Aim » Go through the records and copy each line where the word "gastéropodes" occurs.

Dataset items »
:::::

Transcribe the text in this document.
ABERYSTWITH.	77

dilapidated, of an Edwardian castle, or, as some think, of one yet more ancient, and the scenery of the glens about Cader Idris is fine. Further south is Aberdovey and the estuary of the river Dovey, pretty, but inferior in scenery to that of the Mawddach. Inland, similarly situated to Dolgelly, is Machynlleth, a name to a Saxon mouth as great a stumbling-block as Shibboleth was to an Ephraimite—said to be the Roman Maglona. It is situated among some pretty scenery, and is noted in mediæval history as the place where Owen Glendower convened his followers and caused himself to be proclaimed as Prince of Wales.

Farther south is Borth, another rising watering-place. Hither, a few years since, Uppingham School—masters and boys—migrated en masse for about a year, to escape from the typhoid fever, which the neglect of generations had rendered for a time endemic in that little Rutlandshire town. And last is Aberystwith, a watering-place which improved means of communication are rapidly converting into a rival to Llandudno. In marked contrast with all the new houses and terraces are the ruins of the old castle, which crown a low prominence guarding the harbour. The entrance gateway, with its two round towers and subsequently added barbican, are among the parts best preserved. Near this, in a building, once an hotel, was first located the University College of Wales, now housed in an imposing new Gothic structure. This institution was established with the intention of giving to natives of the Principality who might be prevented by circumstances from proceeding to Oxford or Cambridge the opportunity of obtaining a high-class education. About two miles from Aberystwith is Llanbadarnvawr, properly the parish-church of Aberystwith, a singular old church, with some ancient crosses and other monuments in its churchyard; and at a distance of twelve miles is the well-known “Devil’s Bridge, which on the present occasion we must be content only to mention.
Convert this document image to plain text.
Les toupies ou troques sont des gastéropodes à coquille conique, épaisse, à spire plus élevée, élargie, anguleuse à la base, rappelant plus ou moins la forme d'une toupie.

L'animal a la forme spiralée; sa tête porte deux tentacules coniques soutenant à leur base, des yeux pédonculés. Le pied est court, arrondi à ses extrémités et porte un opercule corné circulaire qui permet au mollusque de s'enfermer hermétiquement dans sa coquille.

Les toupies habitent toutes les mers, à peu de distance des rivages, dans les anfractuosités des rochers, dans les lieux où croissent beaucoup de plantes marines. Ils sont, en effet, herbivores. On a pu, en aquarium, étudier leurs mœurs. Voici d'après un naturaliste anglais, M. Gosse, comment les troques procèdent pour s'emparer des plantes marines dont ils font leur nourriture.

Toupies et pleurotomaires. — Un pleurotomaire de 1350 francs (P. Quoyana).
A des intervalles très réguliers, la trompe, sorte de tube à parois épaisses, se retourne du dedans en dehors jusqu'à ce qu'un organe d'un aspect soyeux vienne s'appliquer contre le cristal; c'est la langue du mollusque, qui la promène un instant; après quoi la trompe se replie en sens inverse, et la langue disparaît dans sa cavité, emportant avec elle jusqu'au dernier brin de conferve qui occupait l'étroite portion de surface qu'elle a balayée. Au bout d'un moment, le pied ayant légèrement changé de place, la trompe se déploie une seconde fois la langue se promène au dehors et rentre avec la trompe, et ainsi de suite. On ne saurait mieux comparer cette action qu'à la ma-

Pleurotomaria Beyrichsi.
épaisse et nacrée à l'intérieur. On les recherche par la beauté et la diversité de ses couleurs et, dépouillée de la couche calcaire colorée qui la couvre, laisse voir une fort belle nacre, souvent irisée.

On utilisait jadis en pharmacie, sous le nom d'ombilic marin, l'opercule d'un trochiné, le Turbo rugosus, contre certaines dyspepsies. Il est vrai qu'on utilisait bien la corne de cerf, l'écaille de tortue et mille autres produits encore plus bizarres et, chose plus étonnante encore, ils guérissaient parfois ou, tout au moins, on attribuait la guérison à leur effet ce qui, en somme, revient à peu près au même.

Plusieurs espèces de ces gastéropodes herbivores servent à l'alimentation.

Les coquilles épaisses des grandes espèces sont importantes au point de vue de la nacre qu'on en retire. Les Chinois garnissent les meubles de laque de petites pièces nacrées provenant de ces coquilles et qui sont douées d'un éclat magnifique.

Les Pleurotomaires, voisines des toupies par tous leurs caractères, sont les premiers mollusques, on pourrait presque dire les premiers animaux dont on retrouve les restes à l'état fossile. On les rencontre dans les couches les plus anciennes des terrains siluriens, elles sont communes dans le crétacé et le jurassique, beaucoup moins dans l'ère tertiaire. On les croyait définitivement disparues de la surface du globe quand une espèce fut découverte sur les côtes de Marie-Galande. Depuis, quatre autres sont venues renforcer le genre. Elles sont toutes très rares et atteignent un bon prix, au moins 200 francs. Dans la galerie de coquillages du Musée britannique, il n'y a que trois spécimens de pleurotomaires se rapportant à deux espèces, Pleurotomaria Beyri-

:::::

Full output »
Les toupies ou troques sont des gastéropodes à coquille conique, épaisse, à spire plus élevée, élargie, anguleuse à la base, rappelant plus ou moins la forme d'une toupie.
Plusieurs espèces de ces gastéropodes herbivores servent à l'alimentation.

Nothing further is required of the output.